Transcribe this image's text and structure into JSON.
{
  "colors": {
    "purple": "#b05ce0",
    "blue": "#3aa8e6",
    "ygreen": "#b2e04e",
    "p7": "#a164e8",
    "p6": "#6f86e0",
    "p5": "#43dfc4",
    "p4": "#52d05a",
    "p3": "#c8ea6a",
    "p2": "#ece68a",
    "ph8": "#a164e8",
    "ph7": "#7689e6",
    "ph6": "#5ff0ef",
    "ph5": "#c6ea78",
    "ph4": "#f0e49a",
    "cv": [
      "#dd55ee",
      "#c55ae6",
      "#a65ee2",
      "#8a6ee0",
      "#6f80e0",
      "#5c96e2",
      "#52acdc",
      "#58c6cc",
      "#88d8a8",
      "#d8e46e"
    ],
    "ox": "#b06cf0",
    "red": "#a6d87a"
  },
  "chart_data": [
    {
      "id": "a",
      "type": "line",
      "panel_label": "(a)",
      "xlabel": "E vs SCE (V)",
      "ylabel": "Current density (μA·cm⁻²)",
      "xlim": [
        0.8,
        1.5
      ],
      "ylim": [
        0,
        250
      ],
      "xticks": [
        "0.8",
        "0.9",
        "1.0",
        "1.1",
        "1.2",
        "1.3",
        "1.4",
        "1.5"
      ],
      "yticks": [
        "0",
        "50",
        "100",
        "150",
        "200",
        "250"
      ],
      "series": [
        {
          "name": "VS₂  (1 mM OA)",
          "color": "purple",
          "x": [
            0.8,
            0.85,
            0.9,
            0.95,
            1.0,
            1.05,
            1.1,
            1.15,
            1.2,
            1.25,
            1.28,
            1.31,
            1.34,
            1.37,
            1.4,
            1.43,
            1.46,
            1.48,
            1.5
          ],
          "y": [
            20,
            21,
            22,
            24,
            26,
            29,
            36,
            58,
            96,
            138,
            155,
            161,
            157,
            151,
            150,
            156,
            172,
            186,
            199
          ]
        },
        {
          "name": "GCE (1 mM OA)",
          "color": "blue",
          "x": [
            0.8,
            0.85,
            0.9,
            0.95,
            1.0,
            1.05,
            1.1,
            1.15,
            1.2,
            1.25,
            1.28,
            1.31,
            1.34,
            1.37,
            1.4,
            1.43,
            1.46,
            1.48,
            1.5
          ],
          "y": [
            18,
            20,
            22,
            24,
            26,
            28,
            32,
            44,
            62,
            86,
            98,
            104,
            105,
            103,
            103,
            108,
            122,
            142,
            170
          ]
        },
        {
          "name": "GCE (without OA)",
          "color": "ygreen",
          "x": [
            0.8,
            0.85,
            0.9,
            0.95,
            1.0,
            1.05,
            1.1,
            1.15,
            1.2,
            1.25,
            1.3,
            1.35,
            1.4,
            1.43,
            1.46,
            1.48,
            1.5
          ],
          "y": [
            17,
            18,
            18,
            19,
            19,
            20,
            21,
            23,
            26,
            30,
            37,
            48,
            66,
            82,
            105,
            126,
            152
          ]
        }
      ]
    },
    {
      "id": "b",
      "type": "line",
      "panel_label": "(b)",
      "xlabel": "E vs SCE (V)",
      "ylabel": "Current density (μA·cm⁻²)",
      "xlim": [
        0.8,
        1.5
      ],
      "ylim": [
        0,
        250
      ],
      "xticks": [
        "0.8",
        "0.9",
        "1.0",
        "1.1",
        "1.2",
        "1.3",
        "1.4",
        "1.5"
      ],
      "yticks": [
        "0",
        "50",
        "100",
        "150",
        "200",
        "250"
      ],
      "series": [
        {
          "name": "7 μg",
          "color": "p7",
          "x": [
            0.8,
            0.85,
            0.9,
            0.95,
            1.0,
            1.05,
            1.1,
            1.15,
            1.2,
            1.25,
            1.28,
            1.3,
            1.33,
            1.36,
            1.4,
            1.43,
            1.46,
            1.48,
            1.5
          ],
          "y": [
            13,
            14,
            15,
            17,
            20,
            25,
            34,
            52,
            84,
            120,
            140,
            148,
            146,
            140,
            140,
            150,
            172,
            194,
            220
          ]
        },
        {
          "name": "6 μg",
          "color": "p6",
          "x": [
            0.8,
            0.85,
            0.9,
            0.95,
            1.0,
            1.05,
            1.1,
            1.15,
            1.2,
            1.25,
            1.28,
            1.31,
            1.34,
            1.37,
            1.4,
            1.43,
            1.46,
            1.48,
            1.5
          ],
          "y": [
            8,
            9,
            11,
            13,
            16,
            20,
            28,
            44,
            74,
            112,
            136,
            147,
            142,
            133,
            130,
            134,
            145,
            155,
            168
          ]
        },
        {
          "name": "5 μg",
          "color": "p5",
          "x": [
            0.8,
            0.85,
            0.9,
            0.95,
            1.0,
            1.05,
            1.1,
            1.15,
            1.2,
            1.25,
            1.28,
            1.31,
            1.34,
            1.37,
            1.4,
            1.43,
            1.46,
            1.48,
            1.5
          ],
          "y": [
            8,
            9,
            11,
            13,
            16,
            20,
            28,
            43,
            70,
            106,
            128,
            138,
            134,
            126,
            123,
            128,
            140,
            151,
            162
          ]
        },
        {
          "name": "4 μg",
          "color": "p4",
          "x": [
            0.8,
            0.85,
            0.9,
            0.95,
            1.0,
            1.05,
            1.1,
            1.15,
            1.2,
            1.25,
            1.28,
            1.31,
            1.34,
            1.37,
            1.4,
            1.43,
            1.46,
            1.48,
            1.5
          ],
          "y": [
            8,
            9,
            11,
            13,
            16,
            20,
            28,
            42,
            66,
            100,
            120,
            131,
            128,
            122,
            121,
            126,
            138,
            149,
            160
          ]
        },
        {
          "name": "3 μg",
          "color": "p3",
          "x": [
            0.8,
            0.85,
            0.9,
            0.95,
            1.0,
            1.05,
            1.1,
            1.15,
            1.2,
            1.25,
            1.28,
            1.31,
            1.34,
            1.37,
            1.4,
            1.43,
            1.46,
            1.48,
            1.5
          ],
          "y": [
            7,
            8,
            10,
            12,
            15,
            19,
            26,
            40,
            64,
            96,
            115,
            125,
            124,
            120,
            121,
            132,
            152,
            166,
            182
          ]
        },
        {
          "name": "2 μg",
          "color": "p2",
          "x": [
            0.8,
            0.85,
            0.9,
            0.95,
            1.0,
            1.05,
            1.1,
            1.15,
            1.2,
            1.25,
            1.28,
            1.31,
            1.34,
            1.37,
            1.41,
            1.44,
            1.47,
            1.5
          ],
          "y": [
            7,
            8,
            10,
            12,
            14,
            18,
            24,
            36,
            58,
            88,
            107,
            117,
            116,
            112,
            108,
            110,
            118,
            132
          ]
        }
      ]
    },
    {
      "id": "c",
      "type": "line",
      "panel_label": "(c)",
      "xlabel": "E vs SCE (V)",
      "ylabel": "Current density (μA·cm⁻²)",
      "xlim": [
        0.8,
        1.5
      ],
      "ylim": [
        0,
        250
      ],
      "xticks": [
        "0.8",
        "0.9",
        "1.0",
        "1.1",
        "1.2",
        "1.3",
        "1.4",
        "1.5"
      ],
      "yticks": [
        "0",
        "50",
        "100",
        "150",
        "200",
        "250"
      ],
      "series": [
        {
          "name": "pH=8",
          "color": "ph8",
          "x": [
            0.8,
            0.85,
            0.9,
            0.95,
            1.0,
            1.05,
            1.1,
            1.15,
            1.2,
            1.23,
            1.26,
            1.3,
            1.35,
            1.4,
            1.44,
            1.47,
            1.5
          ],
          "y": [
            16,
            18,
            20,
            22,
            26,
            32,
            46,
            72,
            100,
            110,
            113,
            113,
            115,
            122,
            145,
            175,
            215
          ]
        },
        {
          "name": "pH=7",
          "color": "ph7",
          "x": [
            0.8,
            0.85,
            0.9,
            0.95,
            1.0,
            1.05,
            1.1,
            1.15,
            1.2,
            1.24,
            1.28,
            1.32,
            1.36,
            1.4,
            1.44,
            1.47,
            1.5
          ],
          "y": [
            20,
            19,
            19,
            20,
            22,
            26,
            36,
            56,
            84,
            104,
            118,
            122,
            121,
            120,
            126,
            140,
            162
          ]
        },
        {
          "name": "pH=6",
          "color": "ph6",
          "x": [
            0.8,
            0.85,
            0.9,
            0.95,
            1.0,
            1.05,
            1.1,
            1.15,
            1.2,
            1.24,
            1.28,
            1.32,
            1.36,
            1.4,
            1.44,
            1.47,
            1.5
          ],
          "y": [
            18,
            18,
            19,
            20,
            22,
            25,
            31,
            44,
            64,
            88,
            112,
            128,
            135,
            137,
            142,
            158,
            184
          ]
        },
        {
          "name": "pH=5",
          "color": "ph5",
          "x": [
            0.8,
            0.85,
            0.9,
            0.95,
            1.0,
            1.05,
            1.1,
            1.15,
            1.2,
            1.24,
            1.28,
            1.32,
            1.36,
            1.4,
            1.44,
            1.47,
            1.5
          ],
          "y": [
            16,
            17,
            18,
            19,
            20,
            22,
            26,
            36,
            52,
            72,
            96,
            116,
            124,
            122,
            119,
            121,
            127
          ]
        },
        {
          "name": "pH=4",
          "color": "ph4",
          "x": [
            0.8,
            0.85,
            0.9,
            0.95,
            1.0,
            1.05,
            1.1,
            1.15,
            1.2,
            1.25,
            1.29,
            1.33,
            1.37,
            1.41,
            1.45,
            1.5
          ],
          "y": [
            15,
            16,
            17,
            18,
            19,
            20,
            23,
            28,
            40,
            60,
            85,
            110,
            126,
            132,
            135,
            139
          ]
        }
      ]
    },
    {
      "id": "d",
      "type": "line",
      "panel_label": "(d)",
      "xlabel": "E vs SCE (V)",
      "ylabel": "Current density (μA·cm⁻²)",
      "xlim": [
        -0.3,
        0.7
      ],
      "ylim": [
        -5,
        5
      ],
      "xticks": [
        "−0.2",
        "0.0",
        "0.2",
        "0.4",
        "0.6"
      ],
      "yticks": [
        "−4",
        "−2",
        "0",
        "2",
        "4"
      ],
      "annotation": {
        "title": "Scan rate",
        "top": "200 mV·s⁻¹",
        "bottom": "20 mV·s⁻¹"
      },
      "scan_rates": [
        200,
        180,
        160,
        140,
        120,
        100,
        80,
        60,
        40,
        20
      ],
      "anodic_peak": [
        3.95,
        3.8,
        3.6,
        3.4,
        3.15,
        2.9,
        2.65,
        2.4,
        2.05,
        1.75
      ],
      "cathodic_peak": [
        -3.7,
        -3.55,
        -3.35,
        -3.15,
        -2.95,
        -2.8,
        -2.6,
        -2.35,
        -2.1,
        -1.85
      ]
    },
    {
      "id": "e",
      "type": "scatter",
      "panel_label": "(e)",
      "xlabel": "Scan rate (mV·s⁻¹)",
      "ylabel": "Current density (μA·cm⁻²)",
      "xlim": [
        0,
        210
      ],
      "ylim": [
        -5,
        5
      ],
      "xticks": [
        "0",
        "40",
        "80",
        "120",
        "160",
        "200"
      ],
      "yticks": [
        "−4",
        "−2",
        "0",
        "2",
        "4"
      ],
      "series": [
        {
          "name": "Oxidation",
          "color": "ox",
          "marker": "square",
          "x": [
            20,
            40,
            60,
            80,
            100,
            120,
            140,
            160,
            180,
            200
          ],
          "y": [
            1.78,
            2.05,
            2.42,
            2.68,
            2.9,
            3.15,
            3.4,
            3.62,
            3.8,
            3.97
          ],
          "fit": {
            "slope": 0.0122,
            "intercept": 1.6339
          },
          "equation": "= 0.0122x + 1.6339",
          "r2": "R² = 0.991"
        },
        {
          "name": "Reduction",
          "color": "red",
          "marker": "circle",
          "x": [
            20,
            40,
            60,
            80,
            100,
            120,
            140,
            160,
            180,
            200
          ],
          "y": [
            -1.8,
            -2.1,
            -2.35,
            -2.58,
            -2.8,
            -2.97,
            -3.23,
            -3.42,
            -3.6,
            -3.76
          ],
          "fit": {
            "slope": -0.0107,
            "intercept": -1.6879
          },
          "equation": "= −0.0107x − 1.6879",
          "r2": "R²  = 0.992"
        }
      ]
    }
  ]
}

============================================================

Problem to work on: Give only the number of lines in the listing above that include the string "equation".

The completed task: 2